▶ Exercise directions: Exactly reproduce each line of the listing that follows.

▶ Records shown:
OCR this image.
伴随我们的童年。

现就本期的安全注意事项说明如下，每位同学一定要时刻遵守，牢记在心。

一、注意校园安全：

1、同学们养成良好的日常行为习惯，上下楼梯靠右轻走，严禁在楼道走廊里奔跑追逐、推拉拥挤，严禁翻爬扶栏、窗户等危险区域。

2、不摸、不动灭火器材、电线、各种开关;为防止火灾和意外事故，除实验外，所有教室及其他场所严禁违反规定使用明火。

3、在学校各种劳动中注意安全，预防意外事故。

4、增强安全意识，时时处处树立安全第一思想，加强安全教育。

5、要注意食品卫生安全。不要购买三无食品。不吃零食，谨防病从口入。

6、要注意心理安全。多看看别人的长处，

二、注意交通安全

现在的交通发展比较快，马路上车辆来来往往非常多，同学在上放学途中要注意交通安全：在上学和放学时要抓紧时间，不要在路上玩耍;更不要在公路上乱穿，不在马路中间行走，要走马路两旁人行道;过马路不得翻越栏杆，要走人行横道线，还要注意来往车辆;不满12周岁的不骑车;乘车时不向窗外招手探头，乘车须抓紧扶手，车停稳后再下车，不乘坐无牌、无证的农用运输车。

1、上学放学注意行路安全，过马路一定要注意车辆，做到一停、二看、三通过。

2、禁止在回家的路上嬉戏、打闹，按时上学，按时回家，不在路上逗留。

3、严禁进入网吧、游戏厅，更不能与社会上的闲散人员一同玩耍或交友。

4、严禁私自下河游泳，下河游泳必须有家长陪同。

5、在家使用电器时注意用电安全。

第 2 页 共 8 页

▶ Expected answer:
OCR this image.
伴随我们的童年。

现就本期的安全注意事项说明如下，每位同学一定要时刻遵守，牢记在心。

一、注意校园安全：

1、同学们养成良好的日常行为习惯，上下楼梯靠右轻走，严禁在楼道走廊里奔跑追逐、推拉拥挤，严禁翻爬扶栏、窗户等危险区域。

2、不摸、不动灭火器材、电线、各种开关;为防止火灾和意外事故，除实验外，所有教室及其他场所严禁违反规定使用明火。

3、在学校各种劳动中注意安全，预防意外事故。

4、增强安全意识，时时处处树立安全第一思想，加强安全教育。

5、要注意食品卫生安全。不要购买三无食品。不吃零食，谨防病从口入。

6、要注意心理安全。多看看别人的长处，

二、注意交通安全

现在的交通发展比较快，马路上车辆来来往往非常多，同学在上放学途中要注意交通安全：在上学和放学时要抓紧时间，不要在路上玩耍;更不要在公路上乱穿，不在马路中间行走，要走马路两旁人行道;过马路不得翻越栏杆，要走人行横道线，还要注意来往车辆;不满12周岁的不骑车;乘车时不向窗外招手探头，乘车须抓紧扶手，车停稳后再下车，不乘坐无牌、无证的农用运输车。

1、上学放学注意行路安全，过马路一定要注意车辆，做到一停、二看、三通过。

2、禁止在回家的路上嬉戏、打闹，按时上学，按时回家，不在路上逗留。

3、严禁进入网吧、游戏厅，更不能与社会上的闲散人员一同玩耍或交友。

4、严禁私自下河游泳，下河游泳必须有家长陪同。

5、在家使用电器时注意用电安全。

第 2 页 共 8 页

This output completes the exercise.